# [Task to carry out]
Count the lines in the data below where the string "adorez" occurs, please, and give the number alone.

(Dataset excerpt)

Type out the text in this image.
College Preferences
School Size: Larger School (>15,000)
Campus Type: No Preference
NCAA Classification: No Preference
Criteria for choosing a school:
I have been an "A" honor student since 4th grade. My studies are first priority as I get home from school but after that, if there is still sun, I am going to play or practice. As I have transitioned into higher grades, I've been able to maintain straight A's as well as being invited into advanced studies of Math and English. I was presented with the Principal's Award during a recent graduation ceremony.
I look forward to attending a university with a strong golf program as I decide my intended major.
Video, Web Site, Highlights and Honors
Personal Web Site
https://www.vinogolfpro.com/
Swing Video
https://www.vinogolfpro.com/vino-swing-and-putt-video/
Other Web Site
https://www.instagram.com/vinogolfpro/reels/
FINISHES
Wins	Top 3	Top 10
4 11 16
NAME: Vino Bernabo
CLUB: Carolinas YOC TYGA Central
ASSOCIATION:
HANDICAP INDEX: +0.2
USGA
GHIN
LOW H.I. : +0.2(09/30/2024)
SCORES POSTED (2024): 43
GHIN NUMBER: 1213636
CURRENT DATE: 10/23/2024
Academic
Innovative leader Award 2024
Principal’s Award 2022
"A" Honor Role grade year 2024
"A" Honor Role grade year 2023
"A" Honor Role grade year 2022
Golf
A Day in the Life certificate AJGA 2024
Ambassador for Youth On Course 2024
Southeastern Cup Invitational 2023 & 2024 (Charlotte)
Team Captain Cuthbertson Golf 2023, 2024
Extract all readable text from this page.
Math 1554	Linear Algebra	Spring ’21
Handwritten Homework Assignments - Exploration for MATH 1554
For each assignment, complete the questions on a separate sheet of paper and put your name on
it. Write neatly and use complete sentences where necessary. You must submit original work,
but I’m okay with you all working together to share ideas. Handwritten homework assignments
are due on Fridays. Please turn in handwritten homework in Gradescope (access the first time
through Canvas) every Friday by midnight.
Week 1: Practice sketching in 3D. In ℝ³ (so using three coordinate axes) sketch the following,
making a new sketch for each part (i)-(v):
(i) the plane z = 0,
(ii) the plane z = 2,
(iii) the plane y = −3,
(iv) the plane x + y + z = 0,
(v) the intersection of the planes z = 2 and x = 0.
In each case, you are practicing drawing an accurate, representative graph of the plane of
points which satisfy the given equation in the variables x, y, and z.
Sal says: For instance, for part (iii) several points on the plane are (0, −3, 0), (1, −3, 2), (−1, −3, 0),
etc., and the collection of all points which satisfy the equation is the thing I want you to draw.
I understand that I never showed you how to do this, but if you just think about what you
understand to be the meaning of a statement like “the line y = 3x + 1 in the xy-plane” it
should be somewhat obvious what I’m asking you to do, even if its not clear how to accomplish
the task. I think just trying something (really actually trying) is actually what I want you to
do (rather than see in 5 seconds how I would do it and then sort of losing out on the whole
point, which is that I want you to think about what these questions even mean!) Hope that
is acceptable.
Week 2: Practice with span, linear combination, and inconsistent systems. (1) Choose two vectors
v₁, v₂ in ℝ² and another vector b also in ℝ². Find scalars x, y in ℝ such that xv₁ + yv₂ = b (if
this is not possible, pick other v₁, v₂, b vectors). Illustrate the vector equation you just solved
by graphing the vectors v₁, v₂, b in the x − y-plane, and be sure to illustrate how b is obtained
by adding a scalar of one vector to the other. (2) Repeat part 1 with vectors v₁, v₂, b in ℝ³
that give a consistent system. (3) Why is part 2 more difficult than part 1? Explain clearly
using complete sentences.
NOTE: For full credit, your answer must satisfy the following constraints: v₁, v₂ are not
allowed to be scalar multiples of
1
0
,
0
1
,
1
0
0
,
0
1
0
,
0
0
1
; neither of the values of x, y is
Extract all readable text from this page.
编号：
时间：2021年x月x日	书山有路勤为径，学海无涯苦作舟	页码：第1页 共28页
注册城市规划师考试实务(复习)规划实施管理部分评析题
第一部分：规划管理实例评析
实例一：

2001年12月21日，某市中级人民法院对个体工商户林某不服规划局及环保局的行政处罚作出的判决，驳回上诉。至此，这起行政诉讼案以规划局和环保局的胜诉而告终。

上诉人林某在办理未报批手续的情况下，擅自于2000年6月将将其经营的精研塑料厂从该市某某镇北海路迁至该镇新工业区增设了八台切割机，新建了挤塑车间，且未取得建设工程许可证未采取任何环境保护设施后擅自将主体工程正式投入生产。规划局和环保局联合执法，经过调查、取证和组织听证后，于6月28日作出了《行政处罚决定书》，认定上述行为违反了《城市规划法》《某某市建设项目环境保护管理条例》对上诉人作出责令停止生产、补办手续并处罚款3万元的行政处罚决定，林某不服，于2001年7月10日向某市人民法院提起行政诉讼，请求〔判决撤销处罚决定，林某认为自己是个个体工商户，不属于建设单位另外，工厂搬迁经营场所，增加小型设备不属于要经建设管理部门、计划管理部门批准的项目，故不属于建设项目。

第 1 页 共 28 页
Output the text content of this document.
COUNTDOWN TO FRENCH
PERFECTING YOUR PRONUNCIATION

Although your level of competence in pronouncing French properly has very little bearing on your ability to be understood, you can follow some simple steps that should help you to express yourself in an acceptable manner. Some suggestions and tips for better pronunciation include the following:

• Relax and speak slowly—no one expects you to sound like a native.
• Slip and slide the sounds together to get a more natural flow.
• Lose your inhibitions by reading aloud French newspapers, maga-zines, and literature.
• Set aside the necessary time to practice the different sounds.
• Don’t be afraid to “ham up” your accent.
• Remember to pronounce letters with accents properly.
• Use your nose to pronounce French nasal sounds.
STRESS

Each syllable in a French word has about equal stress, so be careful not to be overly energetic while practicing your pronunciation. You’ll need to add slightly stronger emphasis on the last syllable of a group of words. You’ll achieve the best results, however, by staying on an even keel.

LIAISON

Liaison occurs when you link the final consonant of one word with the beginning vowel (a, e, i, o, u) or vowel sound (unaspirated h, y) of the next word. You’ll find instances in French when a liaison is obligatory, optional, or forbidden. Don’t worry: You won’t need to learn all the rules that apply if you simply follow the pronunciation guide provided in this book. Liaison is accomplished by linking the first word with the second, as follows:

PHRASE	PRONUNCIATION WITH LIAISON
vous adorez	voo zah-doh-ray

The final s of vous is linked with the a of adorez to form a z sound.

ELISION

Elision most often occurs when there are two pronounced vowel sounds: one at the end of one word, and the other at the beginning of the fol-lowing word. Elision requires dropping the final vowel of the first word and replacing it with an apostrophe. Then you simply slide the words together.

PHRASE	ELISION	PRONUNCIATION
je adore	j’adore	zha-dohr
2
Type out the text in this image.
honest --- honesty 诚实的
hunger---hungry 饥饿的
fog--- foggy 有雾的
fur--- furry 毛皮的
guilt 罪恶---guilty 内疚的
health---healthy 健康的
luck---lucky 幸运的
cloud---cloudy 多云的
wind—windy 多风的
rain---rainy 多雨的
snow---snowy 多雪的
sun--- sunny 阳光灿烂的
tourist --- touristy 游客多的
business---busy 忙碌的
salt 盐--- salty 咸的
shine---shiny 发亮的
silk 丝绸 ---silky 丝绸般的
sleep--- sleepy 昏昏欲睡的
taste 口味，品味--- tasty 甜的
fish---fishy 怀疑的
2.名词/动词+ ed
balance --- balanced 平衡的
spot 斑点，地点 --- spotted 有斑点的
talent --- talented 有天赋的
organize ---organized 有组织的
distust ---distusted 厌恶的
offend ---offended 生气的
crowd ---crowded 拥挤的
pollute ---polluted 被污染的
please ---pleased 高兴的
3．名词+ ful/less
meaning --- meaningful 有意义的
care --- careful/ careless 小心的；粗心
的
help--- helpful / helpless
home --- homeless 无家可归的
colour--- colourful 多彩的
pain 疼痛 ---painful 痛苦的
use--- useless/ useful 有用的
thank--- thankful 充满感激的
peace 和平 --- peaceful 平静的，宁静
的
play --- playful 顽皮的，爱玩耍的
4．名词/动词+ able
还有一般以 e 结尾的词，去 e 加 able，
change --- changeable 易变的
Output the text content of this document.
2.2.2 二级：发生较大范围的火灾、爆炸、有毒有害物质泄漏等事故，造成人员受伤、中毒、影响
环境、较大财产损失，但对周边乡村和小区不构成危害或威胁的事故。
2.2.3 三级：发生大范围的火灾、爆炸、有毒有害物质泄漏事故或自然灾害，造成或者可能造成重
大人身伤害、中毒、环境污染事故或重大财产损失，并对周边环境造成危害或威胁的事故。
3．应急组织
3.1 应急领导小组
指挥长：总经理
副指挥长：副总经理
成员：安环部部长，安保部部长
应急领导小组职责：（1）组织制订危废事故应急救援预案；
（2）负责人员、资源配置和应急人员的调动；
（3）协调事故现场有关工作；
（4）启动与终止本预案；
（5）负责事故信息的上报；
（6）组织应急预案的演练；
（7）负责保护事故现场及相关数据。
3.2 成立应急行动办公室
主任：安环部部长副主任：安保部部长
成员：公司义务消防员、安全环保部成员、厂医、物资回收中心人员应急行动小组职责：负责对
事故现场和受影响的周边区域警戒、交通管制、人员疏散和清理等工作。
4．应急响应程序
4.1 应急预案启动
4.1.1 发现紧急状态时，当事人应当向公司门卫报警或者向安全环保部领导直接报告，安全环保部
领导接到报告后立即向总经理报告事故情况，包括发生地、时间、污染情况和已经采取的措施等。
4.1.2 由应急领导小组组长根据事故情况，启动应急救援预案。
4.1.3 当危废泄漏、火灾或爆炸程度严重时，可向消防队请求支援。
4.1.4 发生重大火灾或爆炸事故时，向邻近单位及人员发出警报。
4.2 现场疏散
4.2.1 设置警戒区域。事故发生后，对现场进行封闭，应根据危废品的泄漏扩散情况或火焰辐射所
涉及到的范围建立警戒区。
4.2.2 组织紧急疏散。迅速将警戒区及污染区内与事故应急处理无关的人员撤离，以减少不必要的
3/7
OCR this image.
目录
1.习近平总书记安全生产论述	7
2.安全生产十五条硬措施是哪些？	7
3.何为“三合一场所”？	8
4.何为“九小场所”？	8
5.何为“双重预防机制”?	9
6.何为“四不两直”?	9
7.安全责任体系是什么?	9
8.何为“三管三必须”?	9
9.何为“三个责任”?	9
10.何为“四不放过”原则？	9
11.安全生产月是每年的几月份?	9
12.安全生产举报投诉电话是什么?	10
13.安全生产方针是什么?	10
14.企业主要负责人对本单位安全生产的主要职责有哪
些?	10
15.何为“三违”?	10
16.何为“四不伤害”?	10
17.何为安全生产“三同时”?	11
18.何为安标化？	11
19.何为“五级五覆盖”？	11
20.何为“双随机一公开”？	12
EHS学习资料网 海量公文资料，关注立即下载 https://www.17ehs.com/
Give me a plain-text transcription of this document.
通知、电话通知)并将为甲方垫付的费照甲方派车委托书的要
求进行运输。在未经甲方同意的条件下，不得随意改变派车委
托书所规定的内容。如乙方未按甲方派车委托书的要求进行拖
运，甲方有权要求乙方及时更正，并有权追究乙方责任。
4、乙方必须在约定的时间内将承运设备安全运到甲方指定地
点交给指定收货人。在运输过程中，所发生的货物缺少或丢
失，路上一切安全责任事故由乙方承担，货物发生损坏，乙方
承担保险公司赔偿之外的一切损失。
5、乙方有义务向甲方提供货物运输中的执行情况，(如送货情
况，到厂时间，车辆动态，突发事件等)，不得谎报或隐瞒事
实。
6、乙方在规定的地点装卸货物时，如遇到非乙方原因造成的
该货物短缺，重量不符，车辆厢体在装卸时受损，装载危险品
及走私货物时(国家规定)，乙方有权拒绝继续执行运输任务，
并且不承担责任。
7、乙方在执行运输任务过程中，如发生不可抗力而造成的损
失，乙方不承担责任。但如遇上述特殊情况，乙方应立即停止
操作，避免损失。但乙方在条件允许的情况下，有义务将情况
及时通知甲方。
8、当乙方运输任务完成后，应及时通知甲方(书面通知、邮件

# [Solution to the exercise]
2